::: DATA PROVIDED

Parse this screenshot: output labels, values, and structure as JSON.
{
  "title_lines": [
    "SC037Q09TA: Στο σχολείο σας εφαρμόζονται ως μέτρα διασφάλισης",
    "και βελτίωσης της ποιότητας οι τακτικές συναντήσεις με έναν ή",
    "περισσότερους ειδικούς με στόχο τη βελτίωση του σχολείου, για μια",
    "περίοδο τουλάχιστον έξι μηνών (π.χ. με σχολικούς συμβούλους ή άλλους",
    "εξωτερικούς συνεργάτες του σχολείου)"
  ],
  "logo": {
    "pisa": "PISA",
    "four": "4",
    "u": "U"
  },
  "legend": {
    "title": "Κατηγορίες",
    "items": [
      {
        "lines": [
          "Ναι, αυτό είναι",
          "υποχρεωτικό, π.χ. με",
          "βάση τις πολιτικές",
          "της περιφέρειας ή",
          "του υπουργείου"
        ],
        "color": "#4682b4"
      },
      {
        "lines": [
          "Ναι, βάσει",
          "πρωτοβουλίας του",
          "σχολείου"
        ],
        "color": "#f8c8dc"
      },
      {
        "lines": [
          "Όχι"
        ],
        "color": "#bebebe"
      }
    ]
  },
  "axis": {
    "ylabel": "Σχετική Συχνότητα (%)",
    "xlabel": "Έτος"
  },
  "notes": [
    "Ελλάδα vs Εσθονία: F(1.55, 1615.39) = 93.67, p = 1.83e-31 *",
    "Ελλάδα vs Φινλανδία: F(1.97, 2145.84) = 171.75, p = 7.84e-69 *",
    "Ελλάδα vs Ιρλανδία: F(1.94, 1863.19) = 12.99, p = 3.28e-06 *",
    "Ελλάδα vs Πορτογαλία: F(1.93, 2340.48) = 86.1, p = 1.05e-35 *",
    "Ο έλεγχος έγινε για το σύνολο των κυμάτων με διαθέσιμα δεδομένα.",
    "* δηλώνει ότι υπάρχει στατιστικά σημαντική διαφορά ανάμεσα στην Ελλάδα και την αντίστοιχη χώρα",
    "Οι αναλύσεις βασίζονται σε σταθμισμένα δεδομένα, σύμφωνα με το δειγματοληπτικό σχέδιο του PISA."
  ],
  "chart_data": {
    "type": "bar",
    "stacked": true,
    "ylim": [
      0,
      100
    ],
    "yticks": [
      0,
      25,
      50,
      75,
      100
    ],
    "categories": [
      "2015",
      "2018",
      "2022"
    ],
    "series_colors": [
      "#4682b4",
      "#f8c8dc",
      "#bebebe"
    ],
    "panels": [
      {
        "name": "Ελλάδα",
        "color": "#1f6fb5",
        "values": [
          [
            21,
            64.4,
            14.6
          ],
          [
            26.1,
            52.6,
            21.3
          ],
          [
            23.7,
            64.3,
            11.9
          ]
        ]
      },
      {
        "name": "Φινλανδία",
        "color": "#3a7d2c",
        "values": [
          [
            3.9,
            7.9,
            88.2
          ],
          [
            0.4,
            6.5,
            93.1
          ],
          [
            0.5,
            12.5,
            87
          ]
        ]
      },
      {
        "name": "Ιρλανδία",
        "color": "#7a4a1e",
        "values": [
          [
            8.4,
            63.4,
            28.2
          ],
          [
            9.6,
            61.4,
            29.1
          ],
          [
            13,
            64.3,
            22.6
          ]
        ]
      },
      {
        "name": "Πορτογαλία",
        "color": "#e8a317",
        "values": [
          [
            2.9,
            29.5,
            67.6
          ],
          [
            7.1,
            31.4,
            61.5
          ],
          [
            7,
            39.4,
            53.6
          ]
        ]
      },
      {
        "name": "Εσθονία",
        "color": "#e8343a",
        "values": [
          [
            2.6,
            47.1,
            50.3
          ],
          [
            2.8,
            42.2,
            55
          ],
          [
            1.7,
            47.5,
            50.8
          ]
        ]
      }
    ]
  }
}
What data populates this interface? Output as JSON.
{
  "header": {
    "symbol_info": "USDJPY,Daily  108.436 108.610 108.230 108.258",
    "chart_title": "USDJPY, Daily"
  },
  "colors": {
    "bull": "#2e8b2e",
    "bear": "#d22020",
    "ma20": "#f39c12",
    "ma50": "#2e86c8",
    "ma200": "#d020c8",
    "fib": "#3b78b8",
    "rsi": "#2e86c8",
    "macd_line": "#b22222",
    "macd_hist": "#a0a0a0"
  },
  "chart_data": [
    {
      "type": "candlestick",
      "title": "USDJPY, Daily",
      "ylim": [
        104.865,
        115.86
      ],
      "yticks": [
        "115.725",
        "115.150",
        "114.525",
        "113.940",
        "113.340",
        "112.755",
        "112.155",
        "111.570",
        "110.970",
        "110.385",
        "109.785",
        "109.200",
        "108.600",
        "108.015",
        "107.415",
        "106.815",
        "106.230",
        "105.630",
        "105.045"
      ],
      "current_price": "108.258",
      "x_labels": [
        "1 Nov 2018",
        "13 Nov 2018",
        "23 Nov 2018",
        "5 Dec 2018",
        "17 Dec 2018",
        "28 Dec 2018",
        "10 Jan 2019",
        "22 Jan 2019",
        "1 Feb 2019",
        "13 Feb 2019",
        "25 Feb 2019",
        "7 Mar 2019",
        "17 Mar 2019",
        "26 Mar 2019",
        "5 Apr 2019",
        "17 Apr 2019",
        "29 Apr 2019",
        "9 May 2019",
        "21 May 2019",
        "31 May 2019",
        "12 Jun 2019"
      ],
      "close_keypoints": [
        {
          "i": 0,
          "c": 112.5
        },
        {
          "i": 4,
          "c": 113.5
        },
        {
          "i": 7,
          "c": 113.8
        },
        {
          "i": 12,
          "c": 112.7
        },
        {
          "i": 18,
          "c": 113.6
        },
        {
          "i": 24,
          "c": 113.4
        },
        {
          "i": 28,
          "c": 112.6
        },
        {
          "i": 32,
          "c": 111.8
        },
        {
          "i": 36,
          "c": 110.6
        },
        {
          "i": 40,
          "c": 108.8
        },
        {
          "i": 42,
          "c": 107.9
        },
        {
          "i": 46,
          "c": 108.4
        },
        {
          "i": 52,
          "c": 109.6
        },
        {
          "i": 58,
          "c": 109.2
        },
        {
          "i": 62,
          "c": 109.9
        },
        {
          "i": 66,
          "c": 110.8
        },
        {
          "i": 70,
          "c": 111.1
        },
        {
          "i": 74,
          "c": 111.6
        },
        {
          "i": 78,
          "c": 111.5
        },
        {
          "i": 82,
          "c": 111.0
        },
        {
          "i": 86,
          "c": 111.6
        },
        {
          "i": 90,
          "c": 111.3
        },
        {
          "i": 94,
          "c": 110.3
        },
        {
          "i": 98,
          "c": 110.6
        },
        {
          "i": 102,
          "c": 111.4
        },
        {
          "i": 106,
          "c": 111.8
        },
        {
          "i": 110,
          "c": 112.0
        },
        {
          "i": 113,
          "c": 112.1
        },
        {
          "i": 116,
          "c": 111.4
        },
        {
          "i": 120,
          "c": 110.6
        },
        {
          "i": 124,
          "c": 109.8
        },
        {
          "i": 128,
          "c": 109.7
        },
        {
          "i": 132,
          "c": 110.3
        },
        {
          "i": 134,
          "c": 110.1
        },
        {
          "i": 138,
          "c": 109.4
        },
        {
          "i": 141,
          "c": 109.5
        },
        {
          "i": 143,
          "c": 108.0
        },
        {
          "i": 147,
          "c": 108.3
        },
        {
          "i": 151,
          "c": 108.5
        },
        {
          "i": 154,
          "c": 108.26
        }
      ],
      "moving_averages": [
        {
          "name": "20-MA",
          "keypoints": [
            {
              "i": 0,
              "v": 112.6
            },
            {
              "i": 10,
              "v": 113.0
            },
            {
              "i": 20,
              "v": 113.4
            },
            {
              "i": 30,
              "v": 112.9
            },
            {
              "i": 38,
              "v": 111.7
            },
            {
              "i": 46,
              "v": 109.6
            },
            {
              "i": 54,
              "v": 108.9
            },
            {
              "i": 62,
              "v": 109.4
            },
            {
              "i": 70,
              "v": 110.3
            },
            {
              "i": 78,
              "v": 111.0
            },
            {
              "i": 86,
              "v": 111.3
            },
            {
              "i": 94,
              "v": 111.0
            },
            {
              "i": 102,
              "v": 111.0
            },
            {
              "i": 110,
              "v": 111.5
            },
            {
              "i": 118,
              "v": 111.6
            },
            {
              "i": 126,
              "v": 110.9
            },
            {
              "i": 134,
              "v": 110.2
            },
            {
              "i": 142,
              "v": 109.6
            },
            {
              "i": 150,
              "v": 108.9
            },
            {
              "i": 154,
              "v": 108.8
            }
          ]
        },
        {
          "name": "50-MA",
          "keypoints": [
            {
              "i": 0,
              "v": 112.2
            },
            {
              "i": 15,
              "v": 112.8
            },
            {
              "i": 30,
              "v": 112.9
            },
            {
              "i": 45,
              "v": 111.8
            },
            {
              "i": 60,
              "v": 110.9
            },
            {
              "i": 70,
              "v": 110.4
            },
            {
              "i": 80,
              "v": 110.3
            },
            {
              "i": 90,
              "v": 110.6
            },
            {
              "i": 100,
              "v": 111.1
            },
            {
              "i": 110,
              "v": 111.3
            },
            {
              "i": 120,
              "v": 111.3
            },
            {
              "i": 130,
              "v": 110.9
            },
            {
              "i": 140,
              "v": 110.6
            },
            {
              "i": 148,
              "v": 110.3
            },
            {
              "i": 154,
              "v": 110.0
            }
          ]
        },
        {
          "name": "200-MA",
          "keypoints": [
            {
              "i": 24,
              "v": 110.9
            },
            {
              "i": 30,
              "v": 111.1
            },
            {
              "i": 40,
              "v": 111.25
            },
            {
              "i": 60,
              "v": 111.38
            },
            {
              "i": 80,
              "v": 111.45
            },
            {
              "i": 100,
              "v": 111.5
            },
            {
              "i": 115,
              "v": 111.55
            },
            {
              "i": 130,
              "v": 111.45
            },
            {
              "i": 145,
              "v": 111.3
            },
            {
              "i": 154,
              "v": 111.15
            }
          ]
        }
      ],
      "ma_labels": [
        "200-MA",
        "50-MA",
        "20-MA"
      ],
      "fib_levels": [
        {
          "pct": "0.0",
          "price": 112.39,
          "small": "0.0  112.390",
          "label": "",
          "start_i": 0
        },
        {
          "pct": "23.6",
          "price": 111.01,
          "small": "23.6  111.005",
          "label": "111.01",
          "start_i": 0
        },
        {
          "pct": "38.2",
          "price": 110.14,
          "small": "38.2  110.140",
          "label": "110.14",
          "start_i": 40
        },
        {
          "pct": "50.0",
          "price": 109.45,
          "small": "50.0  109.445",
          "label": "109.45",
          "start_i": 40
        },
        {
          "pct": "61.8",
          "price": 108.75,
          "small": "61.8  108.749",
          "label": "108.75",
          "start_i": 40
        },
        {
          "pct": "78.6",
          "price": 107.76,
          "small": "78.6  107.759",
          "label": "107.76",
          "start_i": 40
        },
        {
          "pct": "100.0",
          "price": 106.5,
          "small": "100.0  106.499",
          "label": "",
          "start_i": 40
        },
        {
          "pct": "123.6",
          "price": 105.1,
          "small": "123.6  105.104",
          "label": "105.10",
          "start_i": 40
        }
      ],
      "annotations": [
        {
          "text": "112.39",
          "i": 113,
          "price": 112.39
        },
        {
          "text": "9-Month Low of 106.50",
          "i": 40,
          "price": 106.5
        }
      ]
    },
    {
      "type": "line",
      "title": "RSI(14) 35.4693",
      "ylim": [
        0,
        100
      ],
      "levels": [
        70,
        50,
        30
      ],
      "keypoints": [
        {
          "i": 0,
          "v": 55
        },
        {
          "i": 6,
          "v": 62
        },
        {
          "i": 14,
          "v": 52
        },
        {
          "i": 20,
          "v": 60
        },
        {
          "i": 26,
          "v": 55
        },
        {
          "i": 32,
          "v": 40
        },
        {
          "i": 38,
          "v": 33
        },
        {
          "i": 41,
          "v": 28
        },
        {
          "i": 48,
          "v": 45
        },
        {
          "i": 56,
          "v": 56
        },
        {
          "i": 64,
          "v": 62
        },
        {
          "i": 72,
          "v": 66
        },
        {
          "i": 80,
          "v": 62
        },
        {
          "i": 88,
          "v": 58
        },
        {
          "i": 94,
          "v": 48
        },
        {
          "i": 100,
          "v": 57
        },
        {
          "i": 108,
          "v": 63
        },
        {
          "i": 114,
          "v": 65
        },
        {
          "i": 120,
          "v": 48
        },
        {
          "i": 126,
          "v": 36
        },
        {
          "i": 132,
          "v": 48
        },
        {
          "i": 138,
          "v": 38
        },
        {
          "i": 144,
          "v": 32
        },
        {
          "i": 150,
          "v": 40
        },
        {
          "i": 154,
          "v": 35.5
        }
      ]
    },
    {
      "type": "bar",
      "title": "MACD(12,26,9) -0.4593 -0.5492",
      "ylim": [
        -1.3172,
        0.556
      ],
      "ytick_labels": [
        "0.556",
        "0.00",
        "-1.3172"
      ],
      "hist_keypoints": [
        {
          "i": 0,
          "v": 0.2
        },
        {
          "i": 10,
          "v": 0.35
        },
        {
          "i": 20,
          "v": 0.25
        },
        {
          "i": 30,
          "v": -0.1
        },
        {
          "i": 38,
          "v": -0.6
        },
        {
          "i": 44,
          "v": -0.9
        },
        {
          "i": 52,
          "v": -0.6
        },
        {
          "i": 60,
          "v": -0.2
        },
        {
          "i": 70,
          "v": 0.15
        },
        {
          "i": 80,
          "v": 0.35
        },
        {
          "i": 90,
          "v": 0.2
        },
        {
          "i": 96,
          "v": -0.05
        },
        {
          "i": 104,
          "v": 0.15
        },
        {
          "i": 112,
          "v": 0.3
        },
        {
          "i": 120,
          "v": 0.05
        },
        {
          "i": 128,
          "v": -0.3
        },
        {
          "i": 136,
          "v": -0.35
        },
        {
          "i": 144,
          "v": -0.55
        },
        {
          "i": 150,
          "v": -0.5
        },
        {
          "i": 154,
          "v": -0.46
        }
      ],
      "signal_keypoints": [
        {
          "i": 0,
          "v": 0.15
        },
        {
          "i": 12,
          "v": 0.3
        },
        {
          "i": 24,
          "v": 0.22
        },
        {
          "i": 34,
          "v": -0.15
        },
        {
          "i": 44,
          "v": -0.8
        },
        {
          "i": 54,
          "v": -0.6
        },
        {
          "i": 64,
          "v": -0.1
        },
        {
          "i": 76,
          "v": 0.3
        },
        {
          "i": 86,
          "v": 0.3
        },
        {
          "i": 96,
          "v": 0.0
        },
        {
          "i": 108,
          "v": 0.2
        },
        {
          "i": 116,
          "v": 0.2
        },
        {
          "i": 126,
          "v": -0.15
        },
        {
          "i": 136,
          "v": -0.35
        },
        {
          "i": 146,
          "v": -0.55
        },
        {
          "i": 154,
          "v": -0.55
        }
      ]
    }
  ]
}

::::::

* [WHAT THIS TASK INVOLVES]: Tally up the lines in the preceding listing that contain the string "Φινλανδία". Respond with the number and nothing else.

* [FINISHED ANSWER]: 2